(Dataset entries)
>>>>>
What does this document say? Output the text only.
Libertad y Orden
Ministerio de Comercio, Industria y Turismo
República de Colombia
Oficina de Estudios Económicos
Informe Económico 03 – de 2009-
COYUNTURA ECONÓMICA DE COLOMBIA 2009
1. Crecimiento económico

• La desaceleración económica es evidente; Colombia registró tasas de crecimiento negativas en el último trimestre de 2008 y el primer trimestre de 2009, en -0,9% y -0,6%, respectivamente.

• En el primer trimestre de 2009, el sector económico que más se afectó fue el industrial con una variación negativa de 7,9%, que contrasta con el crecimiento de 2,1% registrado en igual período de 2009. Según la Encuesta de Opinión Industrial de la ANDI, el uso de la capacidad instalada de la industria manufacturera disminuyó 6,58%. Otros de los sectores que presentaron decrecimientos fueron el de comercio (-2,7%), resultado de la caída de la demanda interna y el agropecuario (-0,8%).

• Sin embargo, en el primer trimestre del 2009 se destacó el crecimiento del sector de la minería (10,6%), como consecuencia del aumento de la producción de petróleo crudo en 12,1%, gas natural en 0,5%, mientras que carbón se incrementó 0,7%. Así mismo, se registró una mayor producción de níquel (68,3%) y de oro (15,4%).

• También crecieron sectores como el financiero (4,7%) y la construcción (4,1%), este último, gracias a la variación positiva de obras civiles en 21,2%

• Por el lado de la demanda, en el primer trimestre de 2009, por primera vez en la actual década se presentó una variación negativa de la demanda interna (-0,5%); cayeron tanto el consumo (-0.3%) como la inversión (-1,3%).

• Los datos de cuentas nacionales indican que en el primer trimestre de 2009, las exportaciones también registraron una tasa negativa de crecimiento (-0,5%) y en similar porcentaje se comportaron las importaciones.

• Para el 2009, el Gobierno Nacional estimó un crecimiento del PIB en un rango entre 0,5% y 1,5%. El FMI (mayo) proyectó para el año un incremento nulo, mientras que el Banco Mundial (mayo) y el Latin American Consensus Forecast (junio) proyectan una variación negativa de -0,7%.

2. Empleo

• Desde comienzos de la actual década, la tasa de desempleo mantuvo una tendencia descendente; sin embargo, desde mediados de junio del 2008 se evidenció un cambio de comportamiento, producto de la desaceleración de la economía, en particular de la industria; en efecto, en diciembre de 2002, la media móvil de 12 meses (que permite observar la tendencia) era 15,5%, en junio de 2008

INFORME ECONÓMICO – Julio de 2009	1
<<<<<
>>>>>
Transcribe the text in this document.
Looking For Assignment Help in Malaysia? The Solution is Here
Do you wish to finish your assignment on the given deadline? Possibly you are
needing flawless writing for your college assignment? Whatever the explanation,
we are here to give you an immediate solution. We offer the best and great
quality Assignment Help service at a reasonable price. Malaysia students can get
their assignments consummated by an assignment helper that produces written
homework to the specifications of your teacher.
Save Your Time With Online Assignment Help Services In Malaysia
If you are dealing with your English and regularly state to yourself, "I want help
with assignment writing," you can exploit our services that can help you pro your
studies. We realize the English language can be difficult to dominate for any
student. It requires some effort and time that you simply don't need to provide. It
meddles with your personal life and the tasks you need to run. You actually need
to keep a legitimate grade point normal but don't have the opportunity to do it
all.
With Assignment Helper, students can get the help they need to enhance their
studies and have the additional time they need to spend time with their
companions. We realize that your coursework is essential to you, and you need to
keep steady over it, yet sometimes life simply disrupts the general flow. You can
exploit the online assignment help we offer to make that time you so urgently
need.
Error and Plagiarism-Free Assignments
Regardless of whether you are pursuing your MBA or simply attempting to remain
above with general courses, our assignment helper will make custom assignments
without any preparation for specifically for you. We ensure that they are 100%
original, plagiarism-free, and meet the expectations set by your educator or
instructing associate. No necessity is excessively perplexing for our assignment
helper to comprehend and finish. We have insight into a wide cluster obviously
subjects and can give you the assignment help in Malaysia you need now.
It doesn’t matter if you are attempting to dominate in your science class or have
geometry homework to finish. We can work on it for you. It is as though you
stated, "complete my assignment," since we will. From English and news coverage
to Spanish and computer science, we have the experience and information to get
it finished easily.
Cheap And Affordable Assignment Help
<<<<<
What is the number of lines above that contain "studies"? Answer with that number only.

Response for this exercise — 2